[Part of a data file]
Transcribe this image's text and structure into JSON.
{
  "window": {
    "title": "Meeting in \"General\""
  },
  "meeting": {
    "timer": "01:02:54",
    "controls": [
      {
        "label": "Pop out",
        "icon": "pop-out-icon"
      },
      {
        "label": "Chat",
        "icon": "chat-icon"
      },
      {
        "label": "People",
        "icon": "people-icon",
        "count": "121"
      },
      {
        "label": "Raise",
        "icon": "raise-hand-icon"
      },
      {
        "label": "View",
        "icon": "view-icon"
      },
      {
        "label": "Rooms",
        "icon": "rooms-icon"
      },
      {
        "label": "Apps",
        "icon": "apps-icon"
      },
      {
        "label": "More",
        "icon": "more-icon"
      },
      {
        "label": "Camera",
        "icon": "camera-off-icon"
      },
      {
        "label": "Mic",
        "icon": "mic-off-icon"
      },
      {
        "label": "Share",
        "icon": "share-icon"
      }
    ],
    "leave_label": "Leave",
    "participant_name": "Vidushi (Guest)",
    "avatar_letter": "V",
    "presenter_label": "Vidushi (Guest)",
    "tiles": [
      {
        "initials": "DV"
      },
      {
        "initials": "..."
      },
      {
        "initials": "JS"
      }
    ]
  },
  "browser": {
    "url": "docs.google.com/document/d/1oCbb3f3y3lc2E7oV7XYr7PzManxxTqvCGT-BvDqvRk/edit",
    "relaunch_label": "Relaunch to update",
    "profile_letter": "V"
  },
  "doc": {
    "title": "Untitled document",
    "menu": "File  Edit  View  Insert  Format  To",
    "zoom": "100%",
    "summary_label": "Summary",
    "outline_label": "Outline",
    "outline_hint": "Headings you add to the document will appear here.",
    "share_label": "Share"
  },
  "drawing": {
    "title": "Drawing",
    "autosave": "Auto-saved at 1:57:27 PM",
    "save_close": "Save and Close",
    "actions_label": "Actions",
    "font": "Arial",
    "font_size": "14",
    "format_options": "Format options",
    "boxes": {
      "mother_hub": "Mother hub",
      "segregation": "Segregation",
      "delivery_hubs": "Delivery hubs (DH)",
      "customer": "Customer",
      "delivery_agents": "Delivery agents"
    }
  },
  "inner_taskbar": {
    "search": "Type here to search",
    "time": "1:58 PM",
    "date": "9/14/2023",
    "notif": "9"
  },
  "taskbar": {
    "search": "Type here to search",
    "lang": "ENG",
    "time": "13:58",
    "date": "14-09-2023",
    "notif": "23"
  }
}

**Aim:**
Transcribe the material exactly as it reads.

**Response to the exercise:**
Transcribe this image's text and structure into JSON.
{
  "window": {
    "title": "Meeting in \"General\""
  },
  "meeting": {
    "timer": "01:02:54",
    "controls": [
      {
        "label": "Pop out",
        "icon": "pop-out-icon"
      },
      {
        "label": "Chat",
        "icon": "chat-icon"
      },
      {
        "label": "People",
        "icon": "people-icon",
        "count": "121"
      },
      {
        "label": "Raise",
        "icon": "raise-hand-icon"
      },
      {
        "label": "View",
        "icon": "view-icon"
      },
      {
        "label": "Rooms",
        "icon": "rooms-icon"
      },
      {
        "label": "Apps",
        "icon": "apps-icon"
      },
      {
        "label": "More",
        "icon": "more-icon"
      },
      {
        "label": "Camera",
        "icon": "camera-off-icon"
      },
      {
        "label": "Mic",
        "icon": "mic-off-icon"
      },
      {
        "label": "Share",
        "icon": "share-icon"
      }
    ],
    "leave_label": "Leave",
    "participant_name": "Vidushi (Guest)",
    "avatar_letter": "V",
    "presenter_label": "Vidushi (Guest)",
    "tiles": [
      {
        "initials": "DV"
      },
      {
        "initials": "..."
      },
      {
        "initials": "JS"
      }
    ]
  },
  "browser": {
    "url": "docs.google.com/document/d/1oCbb3f3y3lc2E7oV7XYr7PzManxxTqvCGT-BvDqvRk/edit",
    "relaunch_label": "Relaunch to update",
    "profile_letter": "V"
  },
  "doc": {
    "title": "Untitled document",
    "menu": "File  Edit  View  Insert  Format  To",
    "zoom": "100%",
    "summary_label": "Summary",
    "outline_label": "Outline",
    "outline_hint": "Headings you add to the document will appear here.",
    "share_label": "Share"
  },
  "drawing": {
    "title": "Drawing",
    "autosave": "Auto-saved at 1:57:27 PM",
    "save_close": "Save and Close",
    "actions_label": "Actions",
    "font": "Arial",
    "font_size": "14",
    "format_options": "Format options",
    "boxes": {
      "mother_hub": "Mother hub",
      "segregation": "Segregation",
      "delivery_hubs": "Delivery hubs (DH)",
      "customer": "Customer",
      "delivery_agents": "Delivery agents"
    }
  },
  "inner_taskbar": {
    "search": "Type here to search",
    "time": "1:58 PM",
    "date": "9/14/2023",
    "notif": "9"
  },
  "taskbar": {
    "search": "Type here to search",
    "lang": "ENG",
    "time": "13:58",
    "date": "14-09-2023",
    "notif": "23"
  }
}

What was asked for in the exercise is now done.